Look through the material below and count the lines with the string "zeros". Report only the count.

________________________________________

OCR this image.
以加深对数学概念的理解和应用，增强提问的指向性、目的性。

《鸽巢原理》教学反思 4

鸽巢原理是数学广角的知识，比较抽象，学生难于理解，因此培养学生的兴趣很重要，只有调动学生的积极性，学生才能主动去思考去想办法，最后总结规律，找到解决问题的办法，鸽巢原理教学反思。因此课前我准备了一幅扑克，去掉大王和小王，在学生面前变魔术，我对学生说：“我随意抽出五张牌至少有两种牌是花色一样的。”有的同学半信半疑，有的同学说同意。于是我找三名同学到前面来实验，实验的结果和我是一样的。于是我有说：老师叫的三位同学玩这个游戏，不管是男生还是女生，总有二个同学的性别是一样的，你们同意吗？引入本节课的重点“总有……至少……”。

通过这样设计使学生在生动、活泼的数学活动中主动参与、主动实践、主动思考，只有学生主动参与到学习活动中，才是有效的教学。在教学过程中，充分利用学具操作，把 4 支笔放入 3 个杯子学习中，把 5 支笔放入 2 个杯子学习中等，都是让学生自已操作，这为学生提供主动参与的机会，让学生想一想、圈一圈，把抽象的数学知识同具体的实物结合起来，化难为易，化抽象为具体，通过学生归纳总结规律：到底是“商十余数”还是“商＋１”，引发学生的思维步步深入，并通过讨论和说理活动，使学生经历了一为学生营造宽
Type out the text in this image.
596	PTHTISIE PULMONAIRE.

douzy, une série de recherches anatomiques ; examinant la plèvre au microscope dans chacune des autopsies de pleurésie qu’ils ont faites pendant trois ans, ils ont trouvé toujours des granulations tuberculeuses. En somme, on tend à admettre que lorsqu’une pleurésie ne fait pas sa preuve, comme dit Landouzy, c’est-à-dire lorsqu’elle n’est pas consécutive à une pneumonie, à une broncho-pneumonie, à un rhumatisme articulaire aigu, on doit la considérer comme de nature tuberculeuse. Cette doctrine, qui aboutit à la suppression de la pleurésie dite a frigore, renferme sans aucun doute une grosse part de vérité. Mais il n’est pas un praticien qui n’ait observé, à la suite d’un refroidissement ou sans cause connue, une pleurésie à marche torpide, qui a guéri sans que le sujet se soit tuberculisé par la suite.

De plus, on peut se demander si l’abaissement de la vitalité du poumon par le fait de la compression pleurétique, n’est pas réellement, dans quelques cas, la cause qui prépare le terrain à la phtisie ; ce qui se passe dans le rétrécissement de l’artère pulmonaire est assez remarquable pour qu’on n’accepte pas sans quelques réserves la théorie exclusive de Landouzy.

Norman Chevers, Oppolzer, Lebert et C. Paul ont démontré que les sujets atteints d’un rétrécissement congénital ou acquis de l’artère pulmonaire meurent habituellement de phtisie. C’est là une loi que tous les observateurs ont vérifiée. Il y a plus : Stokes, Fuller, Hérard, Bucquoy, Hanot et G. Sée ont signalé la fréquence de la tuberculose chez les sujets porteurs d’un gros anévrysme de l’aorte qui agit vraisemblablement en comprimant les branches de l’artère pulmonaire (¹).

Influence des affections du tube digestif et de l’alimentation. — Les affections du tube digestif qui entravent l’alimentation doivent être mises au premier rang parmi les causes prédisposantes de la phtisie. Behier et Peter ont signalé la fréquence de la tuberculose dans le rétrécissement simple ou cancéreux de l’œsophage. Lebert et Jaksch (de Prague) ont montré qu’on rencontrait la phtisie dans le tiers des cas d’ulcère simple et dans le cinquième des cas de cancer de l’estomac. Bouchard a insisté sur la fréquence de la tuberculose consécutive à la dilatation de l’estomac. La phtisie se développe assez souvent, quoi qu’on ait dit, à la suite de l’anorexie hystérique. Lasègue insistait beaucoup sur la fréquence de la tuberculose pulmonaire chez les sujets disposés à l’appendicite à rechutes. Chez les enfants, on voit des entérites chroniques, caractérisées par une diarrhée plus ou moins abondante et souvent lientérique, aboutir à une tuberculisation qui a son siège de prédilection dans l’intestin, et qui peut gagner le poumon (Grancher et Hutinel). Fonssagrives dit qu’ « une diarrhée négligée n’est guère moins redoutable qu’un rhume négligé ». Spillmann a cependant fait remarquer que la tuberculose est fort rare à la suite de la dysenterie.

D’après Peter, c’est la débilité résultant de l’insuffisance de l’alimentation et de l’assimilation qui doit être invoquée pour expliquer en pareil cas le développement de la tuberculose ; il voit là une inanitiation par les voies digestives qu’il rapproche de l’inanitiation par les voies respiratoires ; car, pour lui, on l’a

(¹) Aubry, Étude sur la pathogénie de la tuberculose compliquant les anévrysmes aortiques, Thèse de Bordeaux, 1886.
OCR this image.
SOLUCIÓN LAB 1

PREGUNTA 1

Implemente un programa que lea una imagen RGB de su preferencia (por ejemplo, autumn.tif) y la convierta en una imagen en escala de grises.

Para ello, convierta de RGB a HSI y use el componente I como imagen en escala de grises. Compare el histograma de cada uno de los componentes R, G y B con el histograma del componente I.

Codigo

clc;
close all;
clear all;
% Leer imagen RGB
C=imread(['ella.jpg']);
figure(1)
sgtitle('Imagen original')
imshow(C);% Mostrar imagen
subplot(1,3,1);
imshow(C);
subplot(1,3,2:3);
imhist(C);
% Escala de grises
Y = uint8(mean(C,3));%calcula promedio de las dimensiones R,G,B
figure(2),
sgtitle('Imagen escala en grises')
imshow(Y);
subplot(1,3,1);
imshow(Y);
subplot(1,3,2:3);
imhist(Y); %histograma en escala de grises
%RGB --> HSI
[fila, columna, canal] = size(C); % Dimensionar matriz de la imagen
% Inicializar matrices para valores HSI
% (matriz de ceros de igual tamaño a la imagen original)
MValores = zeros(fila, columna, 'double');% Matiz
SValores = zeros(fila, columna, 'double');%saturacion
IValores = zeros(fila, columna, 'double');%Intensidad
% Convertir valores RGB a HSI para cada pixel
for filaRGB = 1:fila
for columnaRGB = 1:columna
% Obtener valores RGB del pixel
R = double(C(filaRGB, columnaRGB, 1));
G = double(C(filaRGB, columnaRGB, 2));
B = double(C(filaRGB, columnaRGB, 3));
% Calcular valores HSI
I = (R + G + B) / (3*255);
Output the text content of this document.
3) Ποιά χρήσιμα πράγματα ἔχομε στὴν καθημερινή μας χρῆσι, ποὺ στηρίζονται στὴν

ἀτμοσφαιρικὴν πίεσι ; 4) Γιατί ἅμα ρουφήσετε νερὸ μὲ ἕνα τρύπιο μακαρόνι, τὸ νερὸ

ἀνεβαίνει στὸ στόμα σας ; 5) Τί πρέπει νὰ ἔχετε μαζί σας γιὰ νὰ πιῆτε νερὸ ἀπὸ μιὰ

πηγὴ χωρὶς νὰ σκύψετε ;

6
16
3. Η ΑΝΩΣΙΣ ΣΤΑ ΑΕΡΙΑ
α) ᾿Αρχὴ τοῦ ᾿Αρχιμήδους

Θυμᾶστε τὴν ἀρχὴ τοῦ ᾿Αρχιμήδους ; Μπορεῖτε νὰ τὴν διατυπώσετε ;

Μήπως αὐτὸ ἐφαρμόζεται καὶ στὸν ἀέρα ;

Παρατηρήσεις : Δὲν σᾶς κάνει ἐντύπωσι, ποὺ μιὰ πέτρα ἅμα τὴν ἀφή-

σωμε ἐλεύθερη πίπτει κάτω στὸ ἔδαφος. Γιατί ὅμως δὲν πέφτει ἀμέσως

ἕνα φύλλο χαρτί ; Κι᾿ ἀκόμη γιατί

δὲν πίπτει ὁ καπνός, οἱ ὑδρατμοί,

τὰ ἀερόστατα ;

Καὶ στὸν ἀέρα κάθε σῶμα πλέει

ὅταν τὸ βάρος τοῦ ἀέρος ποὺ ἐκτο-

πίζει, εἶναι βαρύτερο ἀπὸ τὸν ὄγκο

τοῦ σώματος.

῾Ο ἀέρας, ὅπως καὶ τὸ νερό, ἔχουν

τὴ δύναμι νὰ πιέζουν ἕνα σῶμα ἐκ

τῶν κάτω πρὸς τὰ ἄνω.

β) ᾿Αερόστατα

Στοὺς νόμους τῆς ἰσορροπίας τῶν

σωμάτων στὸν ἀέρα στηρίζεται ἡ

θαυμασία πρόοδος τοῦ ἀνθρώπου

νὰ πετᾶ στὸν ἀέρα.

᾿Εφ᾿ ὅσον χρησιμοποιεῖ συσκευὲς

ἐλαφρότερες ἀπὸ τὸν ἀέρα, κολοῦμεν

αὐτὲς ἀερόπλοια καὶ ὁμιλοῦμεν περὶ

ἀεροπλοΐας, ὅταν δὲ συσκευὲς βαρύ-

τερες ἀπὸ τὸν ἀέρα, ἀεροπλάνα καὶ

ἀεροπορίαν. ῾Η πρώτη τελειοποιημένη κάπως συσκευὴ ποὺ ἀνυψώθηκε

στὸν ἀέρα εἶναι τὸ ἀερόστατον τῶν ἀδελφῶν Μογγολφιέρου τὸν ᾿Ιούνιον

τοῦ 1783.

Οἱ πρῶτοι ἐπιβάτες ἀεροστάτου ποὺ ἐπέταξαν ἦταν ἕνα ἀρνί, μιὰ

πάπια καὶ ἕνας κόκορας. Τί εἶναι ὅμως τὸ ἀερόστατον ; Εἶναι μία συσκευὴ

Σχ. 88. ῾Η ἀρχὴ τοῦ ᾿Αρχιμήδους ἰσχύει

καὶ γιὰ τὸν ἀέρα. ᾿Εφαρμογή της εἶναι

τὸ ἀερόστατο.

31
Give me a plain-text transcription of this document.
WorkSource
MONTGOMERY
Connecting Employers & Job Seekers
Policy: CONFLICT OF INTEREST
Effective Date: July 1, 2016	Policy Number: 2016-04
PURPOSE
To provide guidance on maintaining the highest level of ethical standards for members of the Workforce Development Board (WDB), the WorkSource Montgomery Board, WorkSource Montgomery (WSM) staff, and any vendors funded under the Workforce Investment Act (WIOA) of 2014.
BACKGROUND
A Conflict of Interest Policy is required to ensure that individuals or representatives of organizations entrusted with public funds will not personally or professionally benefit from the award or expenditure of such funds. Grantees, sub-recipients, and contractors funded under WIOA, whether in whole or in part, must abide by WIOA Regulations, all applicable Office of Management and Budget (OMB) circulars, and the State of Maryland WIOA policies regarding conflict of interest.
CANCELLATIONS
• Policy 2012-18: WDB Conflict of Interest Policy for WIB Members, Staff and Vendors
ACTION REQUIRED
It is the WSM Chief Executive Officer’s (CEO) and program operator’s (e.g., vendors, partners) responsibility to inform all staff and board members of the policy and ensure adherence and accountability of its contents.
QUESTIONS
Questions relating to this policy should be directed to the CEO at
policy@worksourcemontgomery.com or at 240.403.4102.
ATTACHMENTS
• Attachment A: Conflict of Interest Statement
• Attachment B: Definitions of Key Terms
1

________________________________________

(PROBLEM SOLUTION)
3